What this task involves >>
Your output must consist solely of the lines from the one containing "Read out every word on this page." through the end of the records, reproduced exactly.

Data entries >>
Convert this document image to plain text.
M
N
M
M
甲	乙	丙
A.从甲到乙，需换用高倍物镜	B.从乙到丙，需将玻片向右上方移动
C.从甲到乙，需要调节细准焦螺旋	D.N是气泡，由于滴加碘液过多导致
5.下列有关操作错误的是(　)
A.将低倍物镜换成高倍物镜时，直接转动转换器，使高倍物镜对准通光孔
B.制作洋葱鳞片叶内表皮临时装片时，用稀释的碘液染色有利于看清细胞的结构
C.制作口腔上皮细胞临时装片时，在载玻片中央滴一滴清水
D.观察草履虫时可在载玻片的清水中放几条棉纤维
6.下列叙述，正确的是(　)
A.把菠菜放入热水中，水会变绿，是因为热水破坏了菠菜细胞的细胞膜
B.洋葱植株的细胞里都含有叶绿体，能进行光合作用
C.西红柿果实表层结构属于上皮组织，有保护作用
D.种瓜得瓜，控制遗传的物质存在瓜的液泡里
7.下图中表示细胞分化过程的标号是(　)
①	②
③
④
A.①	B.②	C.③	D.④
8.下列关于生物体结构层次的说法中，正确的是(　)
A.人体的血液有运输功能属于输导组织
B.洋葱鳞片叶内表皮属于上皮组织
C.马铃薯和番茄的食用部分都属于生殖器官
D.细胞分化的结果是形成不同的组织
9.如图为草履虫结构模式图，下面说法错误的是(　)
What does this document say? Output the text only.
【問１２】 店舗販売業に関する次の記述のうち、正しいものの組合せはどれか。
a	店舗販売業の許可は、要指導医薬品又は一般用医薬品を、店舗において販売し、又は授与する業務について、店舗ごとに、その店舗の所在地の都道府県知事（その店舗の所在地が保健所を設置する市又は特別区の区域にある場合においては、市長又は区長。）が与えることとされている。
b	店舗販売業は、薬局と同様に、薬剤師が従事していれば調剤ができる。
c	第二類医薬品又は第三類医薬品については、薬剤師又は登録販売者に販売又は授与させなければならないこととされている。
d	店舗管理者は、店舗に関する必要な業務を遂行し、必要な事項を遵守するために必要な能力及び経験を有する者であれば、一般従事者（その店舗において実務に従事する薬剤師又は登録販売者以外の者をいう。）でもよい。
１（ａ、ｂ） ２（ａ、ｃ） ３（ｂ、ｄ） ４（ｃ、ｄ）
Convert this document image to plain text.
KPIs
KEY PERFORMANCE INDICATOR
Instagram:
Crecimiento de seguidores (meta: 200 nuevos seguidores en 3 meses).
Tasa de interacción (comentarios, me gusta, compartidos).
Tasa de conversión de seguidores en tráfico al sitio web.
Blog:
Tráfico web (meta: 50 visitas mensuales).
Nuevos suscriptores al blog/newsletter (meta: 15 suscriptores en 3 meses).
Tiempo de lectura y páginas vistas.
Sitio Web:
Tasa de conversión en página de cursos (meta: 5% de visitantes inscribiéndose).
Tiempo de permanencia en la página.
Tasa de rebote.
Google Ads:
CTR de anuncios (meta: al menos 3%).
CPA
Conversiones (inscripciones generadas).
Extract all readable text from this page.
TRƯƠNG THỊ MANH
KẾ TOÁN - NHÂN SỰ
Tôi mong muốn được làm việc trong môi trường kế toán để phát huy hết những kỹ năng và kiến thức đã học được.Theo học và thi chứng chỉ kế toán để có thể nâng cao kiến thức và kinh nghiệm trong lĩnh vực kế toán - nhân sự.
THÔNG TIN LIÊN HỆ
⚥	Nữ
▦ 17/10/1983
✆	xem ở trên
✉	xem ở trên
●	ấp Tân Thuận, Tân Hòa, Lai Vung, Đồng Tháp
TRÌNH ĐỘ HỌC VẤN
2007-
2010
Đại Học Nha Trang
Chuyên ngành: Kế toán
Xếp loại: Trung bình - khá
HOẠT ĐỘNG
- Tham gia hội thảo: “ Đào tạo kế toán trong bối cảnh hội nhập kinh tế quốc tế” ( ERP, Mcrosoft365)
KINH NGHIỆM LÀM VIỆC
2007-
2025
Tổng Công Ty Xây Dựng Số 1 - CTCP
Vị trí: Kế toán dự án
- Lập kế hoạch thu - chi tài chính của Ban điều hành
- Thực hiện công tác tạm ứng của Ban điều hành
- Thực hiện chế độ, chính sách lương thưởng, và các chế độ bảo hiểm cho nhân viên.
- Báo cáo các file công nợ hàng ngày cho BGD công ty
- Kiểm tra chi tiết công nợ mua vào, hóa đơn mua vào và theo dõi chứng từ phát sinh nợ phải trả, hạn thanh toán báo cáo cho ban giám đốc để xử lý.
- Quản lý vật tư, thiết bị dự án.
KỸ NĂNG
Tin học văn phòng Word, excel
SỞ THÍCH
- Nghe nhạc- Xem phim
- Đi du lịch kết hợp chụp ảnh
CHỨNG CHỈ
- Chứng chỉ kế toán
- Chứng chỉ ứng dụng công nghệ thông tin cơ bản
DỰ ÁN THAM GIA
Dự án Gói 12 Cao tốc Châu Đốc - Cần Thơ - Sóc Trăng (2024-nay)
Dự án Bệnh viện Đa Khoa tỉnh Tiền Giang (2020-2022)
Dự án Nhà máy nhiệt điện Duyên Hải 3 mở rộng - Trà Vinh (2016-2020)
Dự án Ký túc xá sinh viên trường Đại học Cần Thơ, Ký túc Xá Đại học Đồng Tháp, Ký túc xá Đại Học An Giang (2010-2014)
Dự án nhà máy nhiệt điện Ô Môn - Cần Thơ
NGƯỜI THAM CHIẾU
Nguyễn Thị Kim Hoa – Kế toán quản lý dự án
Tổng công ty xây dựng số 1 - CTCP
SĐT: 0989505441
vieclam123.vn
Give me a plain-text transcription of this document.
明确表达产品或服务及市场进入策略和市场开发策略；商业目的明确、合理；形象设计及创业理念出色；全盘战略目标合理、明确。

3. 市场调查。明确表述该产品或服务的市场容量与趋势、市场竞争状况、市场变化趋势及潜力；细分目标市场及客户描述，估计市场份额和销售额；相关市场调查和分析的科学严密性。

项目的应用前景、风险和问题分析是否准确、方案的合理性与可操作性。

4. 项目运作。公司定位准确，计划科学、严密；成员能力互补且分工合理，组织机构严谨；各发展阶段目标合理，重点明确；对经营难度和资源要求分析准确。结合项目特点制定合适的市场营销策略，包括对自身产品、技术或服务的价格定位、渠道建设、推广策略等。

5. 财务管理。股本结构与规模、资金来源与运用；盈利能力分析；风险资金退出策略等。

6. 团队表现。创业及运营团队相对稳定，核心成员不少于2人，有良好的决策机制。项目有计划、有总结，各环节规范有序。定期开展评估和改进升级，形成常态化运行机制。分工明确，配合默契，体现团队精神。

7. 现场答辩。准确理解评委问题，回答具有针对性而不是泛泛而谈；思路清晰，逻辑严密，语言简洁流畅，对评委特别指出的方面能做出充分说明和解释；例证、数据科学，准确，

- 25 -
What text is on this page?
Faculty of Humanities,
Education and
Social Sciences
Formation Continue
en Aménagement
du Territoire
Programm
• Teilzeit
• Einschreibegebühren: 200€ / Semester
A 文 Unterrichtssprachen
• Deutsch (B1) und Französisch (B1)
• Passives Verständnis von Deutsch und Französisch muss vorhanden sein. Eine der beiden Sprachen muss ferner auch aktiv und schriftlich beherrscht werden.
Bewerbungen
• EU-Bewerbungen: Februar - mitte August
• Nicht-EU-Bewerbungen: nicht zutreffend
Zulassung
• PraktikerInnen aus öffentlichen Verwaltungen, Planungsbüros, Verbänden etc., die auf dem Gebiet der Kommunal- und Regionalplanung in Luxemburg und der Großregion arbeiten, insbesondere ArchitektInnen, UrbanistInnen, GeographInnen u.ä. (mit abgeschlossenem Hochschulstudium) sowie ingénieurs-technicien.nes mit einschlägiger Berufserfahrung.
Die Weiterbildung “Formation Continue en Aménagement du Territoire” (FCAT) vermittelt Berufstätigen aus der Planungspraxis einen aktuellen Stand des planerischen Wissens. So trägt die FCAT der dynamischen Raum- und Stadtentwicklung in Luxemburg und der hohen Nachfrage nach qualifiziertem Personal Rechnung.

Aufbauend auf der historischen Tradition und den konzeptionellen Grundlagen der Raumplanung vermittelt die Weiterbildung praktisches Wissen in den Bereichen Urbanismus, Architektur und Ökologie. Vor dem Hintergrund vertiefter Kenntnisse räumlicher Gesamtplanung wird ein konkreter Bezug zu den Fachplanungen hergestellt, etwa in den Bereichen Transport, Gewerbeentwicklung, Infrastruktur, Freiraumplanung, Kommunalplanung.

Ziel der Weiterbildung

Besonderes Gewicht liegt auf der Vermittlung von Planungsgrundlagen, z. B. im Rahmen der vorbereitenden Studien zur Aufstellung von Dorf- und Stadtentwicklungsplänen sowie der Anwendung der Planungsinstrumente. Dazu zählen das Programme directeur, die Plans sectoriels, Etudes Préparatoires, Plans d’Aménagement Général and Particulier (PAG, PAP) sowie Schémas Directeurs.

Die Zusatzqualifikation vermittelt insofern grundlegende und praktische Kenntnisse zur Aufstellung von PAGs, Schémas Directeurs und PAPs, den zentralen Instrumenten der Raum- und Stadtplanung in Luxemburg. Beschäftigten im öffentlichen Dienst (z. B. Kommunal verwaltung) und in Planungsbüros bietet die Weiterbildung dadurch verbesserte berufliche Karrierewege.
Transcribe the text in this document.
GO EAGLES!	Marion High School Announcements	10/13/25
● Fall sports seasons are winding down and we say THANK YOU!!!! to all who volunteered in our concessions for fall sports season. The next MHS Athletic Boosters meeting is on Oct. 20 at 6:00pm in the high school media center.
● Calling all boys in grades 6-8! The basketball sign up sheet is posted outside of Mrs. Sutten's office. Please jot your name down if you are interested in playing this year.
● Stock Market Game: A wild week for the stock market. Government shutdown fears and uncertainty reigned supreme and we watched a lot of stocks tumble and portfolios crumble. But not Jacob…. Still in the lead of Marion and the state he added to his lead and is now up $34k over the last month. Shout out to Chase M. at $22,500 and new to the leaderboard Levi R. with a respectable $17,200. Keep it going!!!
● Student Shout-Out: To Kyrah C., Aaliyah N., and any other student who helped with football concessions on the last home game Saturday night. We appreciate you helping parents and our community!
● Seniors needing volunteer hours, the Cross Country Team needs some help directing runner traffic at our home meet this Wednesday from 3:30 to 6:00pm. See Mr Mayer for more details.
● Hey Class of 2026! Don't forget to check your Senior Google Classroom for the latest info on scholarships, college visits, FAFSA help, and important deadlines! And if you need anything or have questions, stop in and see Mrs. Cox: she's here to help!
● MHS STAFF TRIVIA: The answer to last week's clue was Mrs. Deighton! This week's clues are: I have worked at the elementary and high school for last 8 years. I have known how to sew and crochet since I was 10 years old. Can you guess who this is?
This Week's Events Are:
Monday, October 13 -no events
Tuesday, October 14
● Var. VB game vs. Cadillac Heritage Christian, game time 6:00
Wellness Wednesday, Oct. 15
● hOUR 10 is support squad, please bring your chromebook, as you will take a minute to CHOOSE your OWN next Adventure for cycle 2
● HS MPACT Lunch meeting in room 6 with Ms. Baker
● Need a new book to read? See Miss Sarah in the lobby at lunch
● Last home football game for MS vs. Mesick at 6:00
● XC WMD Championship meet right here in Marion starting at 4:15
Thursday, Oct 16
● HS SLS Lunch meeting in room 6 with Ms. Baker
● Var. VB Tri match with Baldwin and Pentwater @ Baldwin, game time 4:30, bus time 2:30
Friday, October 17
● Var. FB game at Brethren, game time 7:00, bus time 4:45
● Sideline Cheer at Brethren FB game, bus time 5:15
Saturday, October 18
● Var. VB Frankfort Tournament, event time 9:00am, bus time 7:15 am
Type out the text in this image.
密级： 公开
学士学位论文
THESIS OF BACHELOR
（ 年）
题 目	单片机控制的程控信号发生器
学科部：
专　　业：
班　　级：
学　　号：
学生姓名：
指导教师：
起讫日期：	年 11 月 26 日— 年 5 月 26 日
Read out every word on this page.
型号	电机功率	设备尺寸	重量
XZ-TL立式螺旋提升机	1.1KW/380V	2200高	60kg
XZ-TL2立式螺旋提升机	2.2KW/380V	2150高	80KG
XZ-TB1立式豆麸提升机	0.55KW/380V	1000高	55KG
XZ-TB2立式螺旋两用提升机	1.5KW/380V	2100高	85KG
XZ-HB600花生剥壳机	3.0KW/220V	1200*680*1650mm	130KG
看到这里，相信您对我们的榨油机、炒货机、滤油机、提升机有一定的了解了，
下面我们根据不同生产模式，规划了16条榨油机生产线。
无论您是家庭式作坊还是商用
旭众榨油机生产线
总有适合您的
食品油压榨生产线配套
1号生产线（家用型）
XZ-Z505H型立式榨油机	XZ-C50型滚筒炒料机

Task result >>
Read out every word on this page.
型号	电机功率	设备尺寸	重量
XZ-TL立式螺旋提升机	1.1KW/380V	2200高	60kg
XZ-TL2立式螺旋提升机	2.2KW/380V	2150高	80KG
XZ-TB1立式豆麸提升机	0.55KW/380V	1000高	55KG
XZ-TB2立式螺旋两用提升机	1.5KW/380V	2100高	85KG
XZ-HB600花生剥壳机	3.0KW/220V	1200*680*1650mm	130KG
看到这里，相信您对我们的榨油机、炒货机、滤油机、提升机有一定的了解了，
下面我们根据不同生产模式，规划了16条榨油机生产线。
无论您是家庭式作坊还是商用
旭众榨油机生产线
总有适合您的
食品油压榨生产线配套
1号生产线（家用型）
XZ-Z505H型立式榨油机	XZ-C50型滚筒炒料机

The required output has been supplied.